## START

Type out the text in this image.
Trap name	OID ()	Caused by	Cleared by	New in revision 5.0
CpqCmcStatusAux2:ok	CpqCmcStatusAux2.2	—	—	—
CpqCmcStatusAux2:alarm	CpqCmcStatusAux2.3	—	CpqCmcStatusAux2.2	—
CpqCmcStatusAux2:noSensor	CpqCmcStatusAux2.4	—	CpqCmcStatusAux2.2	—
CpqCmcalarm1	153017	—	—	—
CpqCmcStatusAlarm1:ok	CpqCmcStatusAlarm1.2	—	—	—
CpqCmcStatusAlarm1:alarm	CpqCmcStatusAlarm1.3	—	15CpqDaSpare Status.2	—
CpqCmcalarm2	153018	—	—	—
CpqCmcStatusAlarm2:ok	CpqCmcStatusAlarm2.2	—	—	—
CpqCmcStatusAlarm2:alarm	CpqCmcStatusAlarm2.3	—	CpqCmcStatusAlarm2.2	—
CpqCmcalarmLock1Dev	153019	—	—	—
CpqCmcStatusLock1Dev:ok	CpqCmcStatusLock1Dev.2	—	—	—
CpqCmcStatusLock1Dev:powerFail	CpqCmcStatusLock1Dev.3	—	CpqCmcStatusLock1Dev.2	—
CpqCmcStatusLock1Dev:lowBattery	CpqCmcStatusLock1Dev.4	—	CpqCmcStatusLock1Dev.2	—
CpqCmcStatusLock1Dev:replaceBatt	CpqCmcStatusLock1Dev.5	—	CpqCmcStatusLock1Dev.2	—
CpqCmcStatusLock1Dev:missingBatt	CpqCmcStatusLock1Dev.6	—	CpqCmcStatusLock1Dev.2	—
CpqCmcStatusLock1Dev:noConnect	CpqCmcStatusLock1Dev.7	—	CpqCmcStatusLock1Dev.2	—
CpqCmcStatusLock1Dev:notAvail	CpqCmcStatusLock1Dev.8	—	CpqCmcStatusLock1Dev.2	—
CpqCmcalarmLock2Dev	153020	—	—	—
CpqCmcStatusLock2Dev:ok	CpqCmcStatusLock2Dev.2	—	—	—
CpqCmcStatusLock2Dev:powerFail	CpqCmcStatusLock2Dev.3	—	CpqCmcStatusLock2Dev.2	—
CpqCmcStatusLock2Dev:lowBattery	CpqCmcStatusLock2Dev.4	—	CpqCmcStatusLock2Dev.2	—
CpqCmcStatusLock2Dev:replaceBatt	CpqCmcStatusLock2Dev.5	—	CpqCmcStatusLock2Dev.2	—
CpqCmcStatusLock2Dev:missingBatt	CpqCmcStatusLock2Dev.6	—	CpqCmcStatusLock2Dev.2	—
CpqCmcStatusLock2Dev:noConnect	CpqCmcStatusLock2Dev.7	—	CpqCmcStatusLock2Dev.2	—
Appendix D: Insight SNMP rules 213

## END

Scan the material above. Copy each line that holds the word "lowBattery".

CpqCmcStatusLock1Dev:lowBattery	CpqCmcStatusLock1Dev.4	—	CpqCmcStatusLock1Dev.2	—
CpqCmcStatusLock2Dev:lowBattery	CpqCmcStatusLock2Dev.4	—	CpqCmcStatusLock2Dev.2	—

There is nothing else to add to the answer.